— START OF INPUT ROWS —

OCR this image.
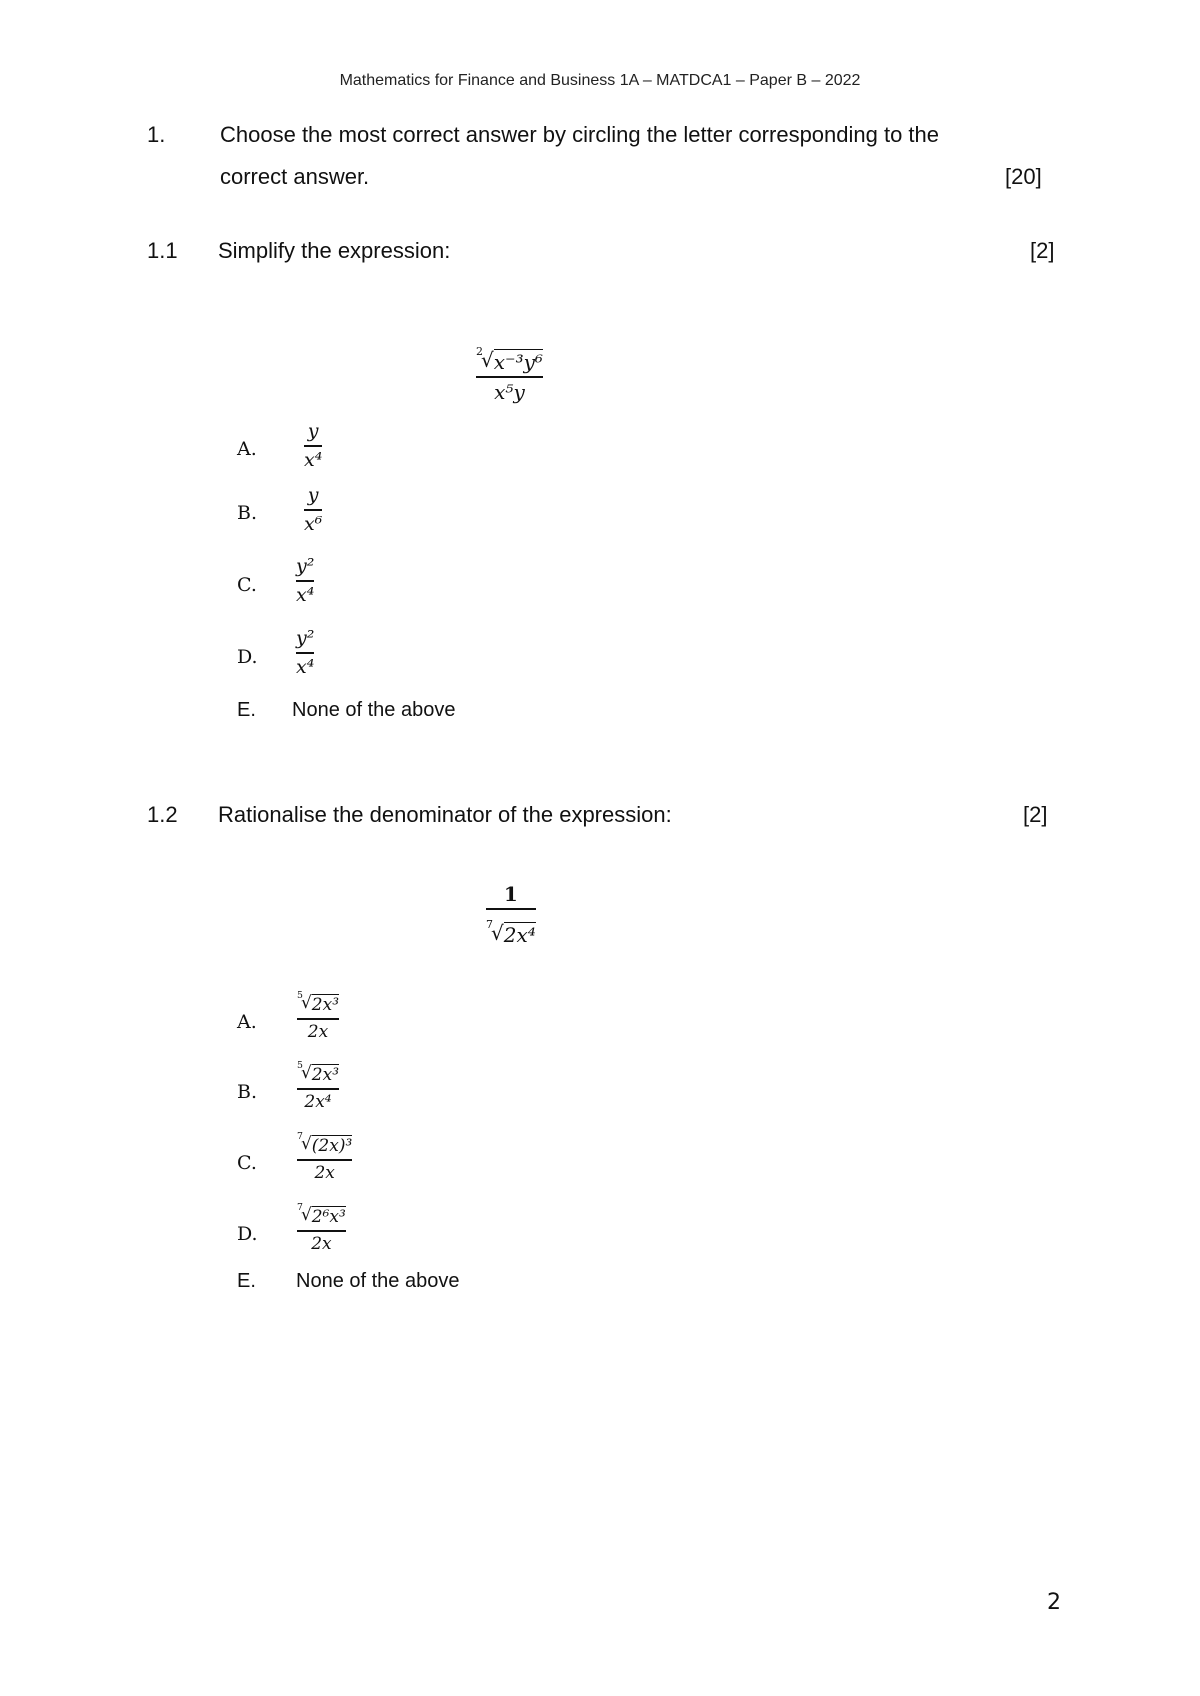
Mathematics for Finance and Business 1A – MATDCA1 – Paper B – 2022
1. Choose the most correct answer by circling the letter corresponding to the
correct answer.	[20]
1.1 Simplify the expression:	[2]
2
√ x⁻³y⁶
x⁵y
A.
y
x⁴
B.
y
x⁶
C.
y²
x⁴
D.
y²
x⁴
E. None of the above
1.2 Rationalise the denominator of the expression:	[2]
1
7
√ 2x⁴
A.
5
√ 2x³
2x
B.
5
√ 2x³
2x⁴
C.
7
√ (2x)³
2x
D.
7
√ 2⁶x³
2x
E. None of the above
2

— END OF INPUT ROWS —

# [TASK DESCRIPTION]
Any pictures should be dropped; transcribe the rest of the records above exactly.

# [THE RESULT]
OCR this image.
Mathematics for Finance and Business 1A – MATDCA1 – Paper B – 2022
1. Choose the most correct answer by circling the letter corresponding to the
correct answer.	[20]
1.1 Simplify the expression:	[2]
2
√ x⁻³y⁶
x⁵y
A.
y
x⁴
B.
y
x⁶
C.
y²
x⁴
D.
y²
x⁴
E. None of the above
1.2 Rationalise the denominator of the expression:	[2]
1
7
√ 2x⁴
A.
5
√ 2x³
2x
B.
5
√ 2x³
2x⁴
C.
7
√ (2x)³
2x
D.
7
√ 2⁶x³
2x
E. None of the above
2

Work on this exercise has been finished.